- **Passage to read**:
◆ ◆ ◆ ◆ ◆ ◆ ◆

I think that adding full support for things like Canvas and WebGL rendering would relieve the majority of the remaining issues people have, if done alongside that shared buffers approach.

Hell, written in a functional style Javascript looks none too different from, say, PLINQ, and if they decide to add library-level function parallelism I could absolutely get behind it.

Just save us from copy-and-pasted $.raiseSemaphore() and $.joinOnMonitor()--and history shows us, that is what we'll be expecting.


One more thing...JS does not lend itself to static analysis, and that may make writing safe parallel code even more difficult.

Great developments, since, imho, we really need multi-threading to make decent user-interfaces (ones without hick-ups due to blocking of the cpu-resource).

I think what we need is immutable data-structures to be shareable between threads. This approach should also allow structural sharing between threads, allowing for efficient and safe data structures.

Also, I could see a use for a mechanism where a thread creates a data-structure, then marks it as read-only, such that it can become shared.

◆ ◆ ◆ ◆ ◆ ◆ ◆

A few records
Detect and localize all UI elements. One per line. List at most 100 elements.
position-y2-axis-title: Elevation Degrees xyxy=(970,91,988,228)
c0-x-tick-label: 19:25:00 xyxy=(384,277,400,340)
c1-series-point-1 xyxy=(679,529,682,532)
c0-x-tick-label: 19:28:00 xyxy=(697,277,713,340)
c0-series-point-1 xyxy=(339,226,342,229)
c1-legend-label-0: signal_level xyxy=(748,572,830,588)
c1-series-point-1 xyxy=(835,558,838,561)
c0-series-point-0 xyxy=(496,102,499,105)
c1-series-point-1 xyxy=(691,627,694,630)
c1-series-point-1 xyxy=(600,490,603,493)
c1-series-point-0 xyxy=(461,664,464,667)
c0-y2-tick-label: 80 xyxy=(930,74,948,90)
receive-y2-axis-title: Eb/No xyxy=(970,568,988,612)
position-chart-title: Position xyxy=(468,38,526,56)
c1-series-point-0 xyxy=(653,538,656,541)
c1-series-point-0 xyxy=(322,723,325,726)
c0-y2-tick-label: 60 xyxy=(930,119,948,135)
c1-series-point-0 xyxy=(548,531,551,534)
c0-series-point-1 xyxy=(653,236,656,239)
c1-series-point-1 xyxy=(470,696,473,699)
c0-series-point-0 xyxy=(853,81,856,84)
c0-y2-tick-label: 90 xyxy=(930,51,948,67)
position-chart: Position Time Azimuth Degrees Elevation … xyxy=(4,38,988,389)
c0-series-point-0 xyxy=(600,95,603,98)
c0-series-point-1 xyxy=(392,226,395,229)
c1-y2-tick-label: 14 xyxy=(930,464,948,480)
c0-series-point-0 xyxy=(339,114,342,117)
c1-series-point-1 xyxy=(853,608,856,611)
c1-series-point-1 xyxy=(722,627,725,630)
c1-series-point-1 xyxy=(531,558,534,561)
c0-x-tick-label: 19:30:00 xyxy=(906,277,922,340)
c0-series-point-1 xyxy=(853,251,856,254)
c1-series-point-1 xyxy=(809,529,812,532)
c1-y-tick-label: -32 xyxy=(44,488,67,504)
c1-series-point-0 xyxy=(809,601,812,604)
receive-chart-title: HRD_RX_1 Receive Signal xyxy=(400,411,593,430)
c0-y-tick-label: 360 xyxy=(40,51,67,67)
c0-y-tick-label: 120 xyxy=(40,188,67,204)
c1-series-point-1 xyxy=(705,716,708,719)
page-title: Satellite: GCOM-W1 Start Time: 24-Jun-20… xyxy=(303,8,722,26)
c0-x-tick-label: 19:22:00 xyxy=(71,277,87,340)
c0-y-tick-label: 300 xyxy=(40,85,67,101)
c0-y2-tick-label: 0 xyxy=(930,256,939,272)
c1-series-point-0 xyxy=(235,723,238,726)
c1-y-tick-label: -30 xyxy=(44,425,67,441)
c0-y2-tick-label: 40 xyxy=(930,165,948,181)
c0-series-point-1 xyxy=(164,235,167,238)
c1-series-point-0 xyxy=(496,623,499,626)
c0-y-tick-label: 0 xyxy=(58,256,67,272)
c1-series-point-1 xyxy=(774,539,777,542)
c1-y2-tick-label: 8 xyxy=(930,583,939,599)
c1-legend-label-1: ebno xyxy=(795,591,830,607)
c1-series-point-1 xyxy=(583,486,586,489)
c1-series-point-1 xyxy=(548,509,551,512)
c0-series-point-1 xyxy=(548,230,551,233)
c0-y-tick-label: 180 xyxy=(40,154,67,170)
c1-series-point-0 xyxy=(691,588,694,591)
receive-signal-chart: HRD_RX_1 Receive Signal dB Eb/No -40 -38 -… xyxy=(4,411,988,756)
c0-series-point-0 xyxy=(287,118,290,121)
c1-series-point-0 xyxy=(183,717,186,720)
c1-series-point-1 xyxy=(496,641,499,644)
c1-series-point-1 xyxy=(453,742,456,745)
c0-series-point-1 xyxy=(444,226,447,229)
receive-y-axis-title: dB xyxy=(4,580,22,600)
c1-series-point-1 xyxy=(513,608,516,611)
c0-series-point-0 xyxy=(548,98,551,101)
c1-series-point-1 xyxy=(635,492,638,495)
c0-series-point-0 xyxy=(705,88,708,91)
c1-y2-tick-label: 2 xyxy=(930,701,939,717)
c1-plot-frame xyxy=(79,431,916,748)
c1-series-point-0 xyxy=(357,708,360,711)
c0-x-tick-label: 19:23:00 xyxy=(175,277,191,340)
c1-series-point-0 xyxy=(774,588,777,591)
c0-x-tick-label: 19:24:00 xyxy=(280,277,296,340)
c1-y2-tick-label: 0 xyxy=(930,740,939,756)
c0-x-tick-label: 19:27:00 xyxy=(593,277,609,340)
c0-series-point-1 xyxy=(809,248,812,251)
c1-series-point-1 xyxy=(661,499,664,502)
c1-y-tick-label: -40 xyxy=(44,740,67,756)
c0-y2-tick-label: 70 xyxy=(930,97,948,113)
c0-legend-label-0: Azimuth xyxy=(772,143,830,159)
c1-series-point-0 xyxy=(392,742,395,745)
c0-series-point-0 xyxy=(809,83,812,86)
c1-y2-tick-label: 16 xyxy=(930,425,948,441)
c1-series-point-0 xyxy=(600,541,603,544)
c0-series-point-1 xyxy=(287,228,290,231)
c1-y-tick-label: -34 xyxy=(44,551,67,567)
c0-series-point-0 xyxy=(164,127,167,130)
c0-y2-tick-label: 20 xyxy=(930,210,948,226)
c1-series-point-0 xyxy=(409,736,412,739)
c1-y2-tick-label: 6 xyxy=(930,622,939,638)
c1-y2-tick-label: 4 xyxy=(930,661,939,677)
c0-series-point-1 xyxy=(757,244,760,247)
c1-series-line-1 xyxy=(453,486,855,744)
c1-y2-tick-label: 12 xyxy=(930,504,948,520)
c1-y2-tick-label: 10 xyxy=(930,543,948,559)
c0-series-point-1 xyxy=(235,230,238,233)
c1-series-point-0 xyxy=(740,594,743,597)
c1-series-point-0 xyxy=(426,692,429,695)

◆ ◆ ◆ ◆ ◆ ◆ ◆

- **To be done**:
1 – Return the part of the thread on JavaScript parallelism starting with "One more thing...JS" and going on through "can become shared.".
2 – Resume the thread on JavaScript parallelism from where it stops.
The material here stands apart from the thread on JavaScript parallelism.

- **The replies**:
1 –
One more thing...JS does not lend itself to static analysis, and that may make writing safe parallel code even more difficult.

Great developments, since, imho, we really need multi-threading to make decent user-interfaces (ones without hick-ups due to blocking of the cpu-resource).

I think what we need is immutable data-structures to be shareable between threads. This approach should also allow structural sharing between threads, allowing for efficient and safe data structures.

Also, I could see a use for a mechanism where a thread creates a data-structure, then marks it as read-only, such that it can become shared.

2 –
Anecdotally, I've found that most performance hick-ups don't come from computation blocking the ui, but from rendering one part of the ui blocking every other part from rendering.

The solution to that being parallel or async paint/layout, which is something I never hear mentioned (probably because it's a really hard problem).

Servo is actually in the process of implementing a parallel layout engine[1][2]

1: http://en.wikipedia.org/wiki/Servo_(layout_engine) 2: http://pcwalton.github.io/blog/2014/02/25/revamped-parallel-...

They've recently landed a tool that makes it possible to visualize the parallel rendering: https://github.com/servo/servo/pull/4969

Interesting. I wonder how they handle incremental rendering though. Only the forward-path is described in your reference [2].

As far as I can tell there is nothing unusual or difficult here. Servo's incremental layout implementation is here: https://github.com/servo/servo/blob/master/components/layout...

I believe that the Servo project (https://github.com/servo/servo) is attempting to address exactly this.

The proposal only is for sharing memory in between Worker threads, which can't access the DOM (which also means canvas, WebGL, etc aren't able to be accessed). It doesn't do anything to help make UIs smoother: you still have to copy to transfer data from the UI thread to the Worker threads and back. If that isn't a problem, then Workers as-is will unblock your UI: you can already do this with Workers as they're implemented today.

All that this does is make algorithms running inside Workers faster. It doesn't unblock UIs, since Workers already do that if you're willing to accept copying. If copying back and forth from the main UI thread is too slow, this proposal won't change that.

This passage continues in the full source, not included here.